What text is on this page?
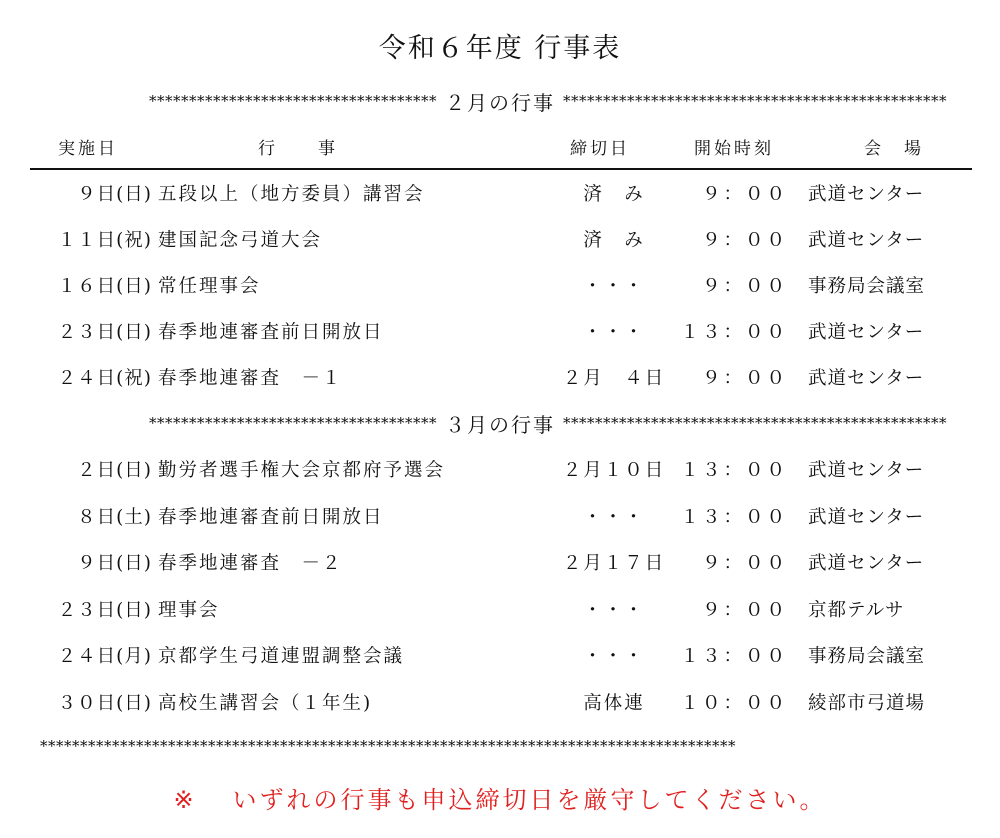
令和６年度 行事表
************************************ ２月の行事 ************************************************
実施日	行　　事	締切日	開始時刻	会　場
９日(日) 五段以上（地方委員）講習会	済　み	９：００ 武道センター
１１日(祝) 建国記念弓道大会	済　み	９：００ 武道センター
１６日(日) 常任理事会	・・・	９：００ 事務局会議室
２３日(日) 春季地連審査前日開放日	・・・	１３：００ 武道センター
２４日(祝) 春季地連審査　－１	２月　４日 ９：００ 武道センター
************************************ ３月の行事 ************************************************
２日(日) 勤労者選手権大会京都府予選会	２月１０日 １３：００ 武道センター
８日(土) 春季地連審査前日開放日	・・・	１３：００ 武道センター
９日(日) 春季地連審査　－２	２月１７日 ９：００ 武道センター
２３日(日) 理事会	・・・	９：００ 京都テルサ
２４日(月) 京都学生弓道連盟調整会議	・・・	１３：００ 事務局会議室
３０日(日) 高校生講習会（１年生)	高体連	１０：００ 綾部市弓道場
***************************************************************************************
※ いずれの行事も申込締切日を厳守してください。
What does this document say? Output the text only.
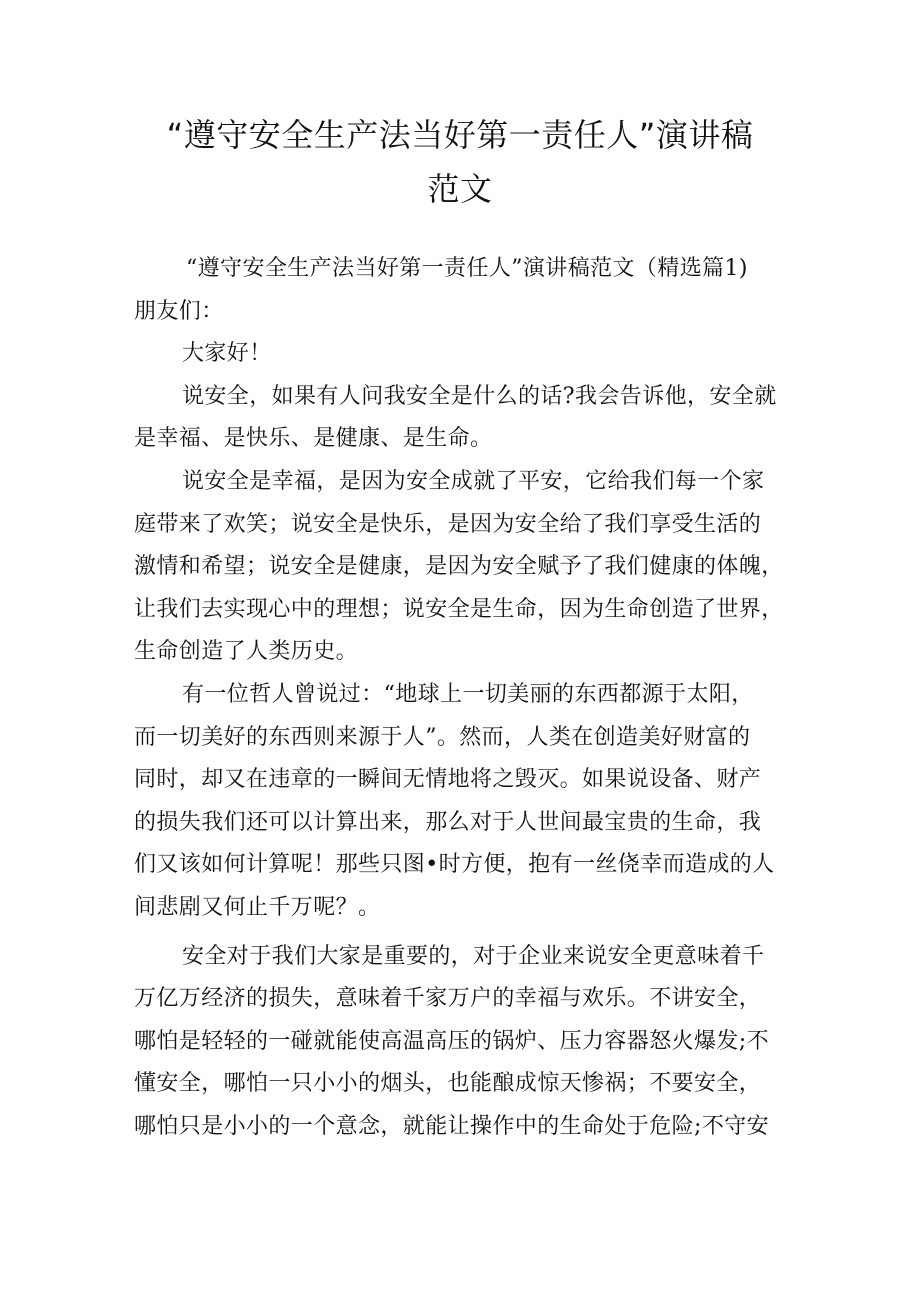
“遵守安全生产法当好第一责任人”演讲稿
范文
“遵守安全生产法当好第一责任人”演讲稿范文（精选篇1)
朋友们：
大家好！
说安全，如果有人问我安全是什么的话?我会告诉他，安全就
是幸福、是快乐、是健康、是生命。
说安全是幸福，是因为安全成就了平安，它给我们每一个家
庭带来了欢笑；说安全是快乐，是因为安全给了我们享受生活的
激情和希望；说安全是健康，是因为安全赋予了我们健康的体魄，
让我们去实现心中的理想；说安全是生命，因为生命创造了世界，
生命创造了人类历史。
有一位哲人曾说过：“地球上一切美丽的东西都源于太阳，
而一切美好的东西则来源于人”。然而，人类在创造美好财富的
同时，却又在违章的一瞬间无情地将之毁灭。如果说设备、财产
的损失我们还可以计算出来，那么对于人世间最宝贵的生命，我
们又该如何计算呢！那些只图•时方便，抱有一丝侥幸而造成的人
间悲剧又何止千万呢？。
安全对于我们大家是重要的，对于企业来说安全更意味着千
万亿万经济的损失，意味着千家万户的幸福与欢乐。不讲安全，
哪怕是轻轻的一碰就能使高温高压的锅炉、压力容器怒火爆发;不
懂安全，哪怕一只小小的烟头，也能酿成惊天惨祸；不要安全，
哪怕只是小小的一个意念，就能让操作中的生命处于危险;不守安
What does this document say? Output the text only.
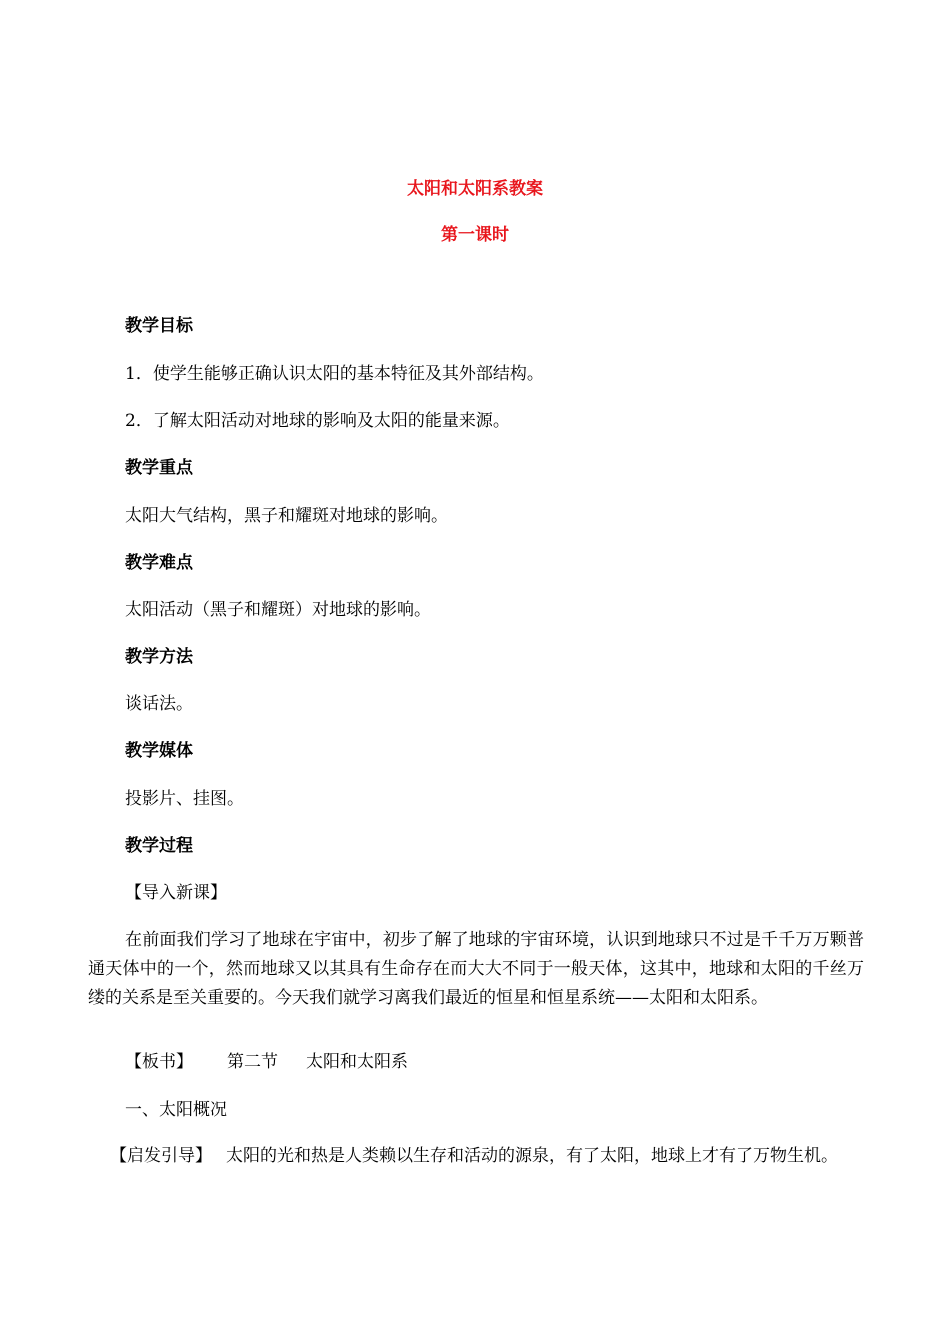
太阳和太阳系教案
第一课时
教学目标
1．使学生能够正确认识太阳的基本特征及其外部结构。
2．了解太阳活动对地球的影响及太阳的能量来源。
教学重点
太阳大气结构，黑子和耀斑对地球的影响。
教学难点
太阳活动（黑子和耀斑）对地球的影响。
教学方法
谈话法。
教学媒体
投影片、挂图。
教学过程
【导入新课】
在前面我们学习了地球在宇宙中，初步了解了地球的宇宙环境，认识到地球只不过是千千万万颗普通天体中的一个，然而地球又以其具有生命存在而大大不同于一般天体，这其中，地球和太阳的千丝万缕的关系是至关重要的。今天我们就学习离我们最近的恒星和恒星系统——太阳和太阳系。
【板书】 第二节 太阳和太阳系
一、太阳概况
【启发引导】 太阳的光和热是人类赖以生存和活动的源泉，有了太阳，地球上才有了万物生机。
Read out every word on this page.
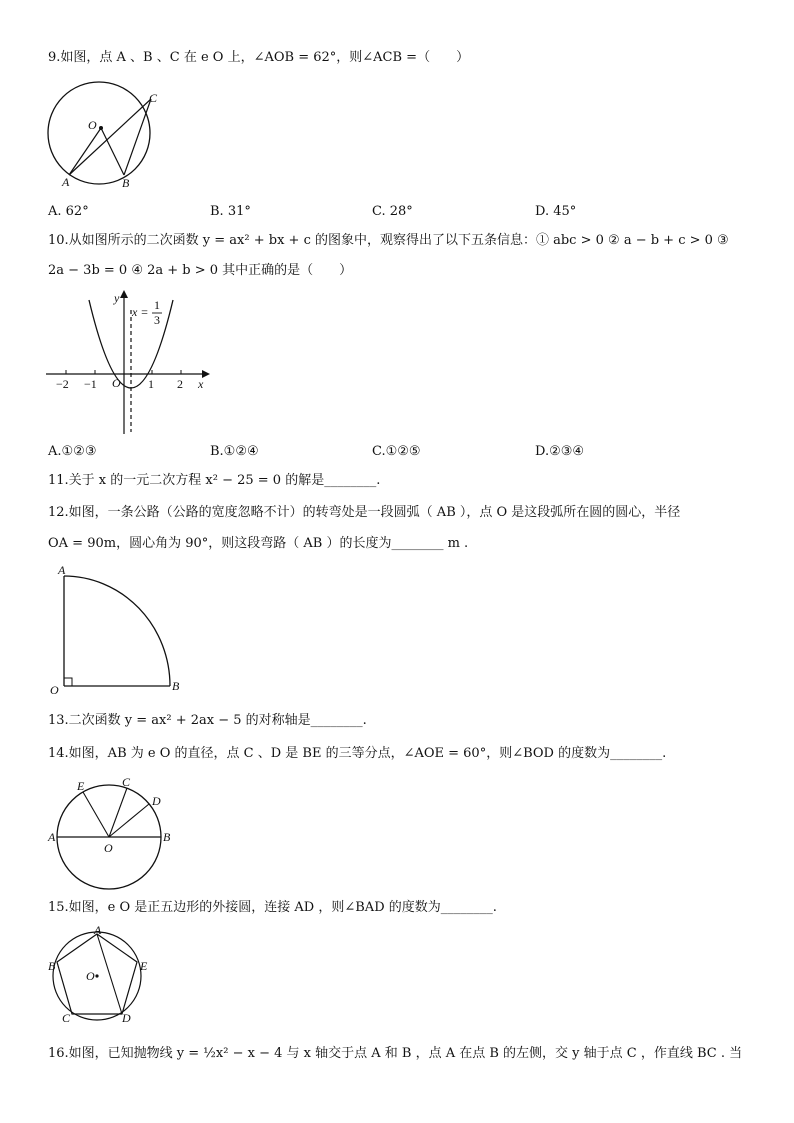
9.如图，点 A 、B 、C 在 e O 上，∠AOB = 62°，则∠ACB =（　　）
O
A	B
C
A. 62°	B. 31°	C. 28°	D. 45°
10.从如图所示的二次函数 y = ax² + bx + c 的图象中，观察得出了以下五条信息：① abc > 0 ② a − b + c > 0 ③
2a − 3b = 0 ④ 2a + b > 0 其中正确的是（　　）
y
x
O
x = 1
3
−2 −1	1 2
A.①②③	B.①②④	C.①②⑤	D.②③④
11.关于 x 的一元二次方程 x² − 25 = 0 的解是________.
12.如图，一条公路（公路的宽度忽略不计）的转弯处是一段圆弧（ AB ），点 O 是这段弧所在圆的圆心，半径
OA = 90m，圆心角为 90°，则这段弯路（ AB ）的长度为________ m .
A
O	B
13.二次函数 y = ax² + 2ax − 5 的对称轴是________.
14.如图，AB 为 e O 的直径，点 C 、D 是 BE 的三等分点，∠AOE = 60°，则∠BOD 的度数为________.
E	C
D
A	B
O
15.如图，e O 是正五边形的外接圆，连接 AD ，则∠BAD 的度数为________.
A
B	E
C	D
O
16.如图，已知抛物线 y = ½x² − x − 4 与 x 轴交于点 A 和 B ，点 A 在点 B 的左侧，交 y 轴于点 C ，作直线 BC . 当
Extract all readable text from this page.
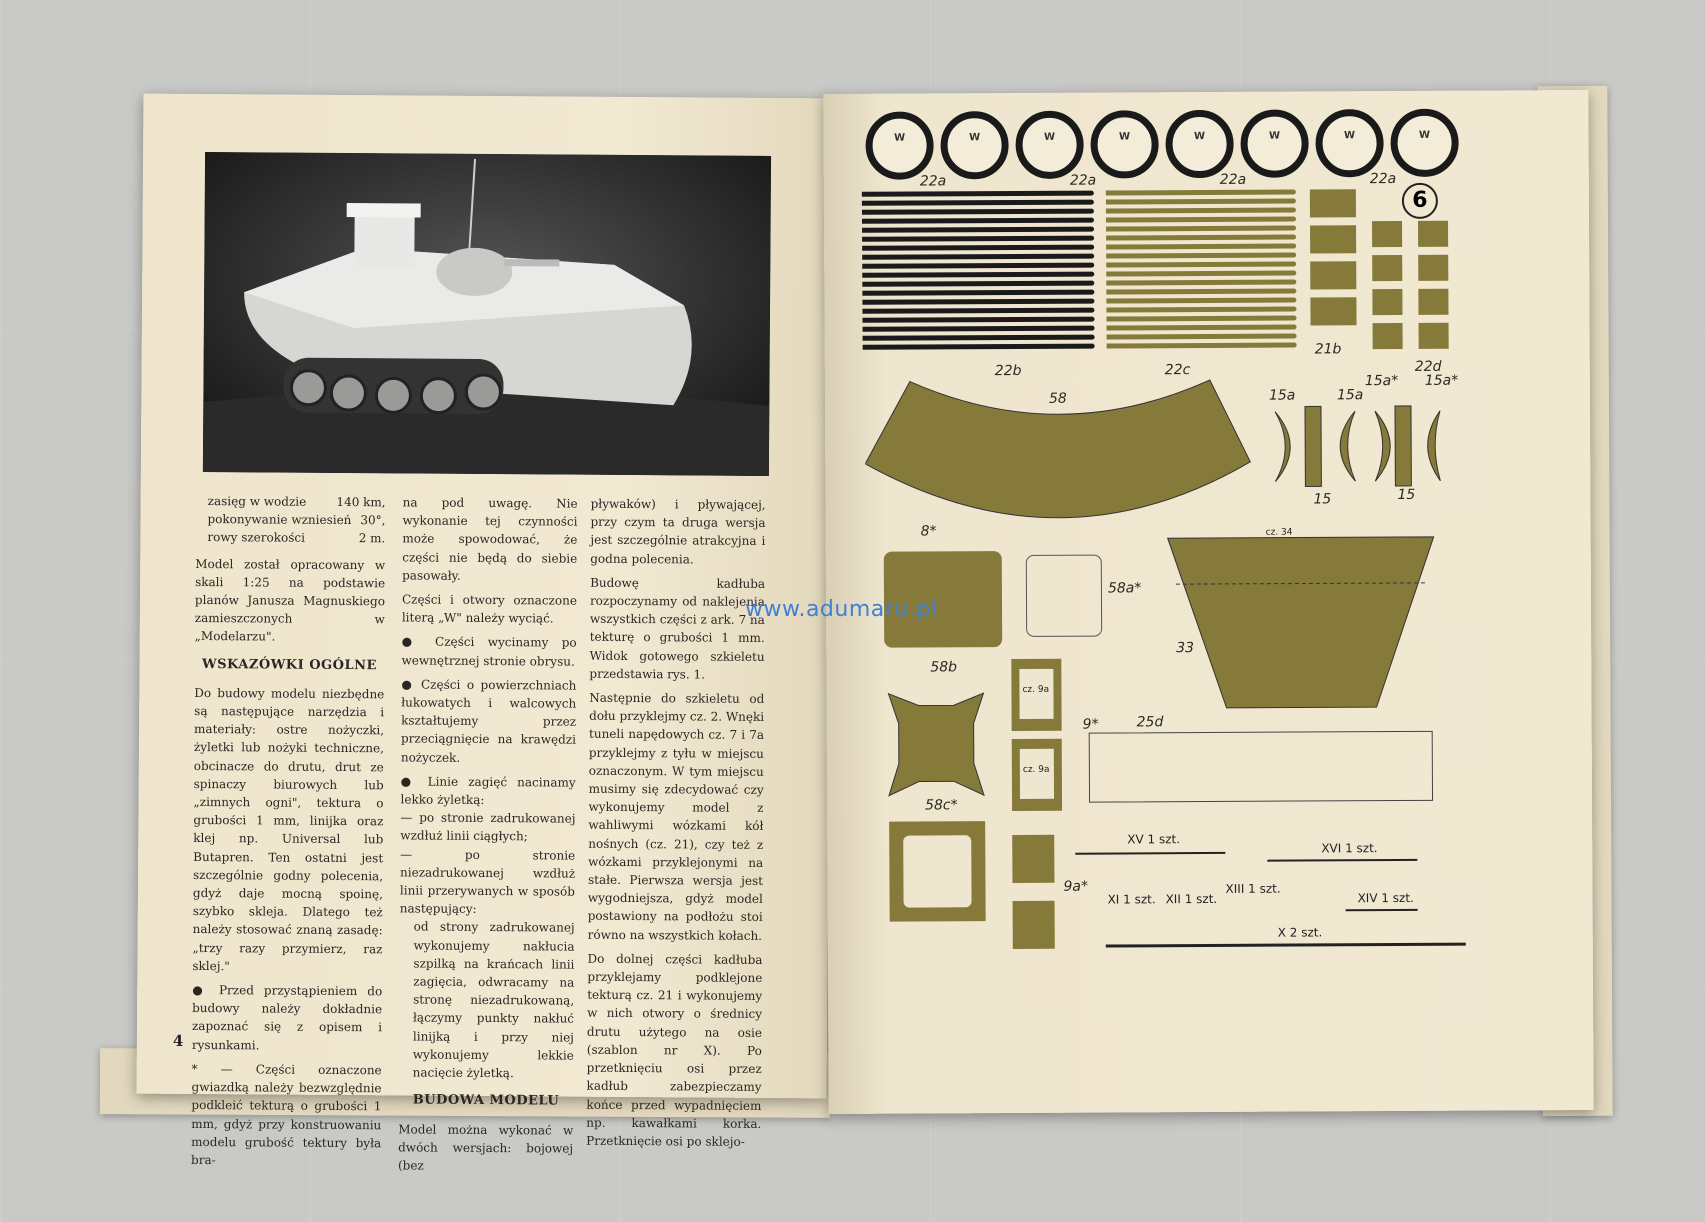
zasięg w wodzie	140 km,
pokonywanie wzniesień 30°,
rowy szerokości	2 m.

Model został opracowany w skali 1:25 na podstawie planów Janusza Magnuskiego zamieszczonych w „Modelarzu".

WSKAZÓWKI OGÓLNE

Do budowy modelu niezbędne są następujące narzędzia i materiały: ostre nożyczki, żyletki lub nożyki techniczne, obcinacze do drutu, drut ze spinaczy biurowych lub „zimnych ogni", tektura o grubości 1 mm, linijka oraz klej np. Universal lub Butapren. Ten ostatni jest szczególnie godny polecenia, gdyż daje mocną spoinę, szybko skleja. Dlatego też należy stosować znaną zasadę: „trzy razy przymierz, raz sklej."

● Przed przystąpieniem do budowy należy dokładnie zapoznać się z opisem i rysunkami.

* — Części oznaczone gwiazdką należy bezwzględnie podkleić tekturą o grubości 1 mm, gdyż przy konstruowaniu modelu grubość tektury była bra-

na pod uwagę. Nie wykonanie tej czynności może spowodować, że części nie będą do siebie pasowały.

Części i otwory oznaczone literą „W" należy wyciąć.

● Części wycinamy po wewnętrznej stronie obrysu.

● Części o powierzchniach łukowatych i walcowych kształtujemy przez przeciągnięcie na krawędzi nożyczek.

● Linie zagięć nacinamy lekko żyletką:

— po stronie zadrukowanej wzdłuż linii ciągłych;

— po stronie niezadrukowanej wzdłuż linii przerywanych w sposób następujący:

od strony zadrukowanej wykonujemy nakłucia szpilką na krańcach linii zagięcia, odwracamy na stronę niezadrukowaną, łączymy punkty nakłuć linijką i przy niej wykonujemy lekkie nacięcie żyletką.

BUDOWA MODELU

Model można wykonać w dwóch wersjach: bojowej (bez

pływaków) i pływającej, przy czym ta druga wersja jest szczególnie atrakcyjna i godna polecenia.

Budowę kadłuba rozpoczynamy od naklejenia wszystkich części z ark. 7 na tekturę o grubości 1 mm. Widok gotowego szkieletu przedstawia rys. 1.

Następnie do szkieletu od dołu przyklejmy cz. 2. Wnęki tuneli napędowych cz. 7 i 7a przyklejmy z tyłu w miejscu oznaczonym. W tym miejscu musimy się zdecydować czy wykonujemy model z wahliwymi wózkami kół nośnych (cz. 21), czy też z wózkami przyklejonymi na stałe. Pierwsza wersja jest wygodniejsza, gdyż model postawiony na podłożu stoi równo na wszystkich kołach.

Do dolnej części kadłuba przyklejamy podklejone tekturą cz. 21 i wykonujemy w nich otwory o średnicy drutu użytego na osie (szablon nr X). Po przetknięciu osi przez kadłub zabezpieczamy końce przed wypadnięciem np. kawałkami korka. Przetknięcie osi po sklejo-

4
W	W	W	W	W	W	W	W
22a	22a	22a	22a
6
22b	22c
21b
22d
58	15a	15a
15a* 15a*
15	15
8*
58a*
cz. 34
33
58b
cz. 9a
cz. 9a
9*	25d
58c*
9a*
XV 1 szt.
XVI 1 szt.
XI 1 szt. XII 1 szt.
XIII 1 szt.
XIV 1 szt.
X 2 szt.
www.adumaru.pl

---------------

**Task details:** Out of the preceding entries, pull every line containing the string "page".

**Expected answer:**
What text is on this page?
Read out every word on this page.
Extract all readable text from this page.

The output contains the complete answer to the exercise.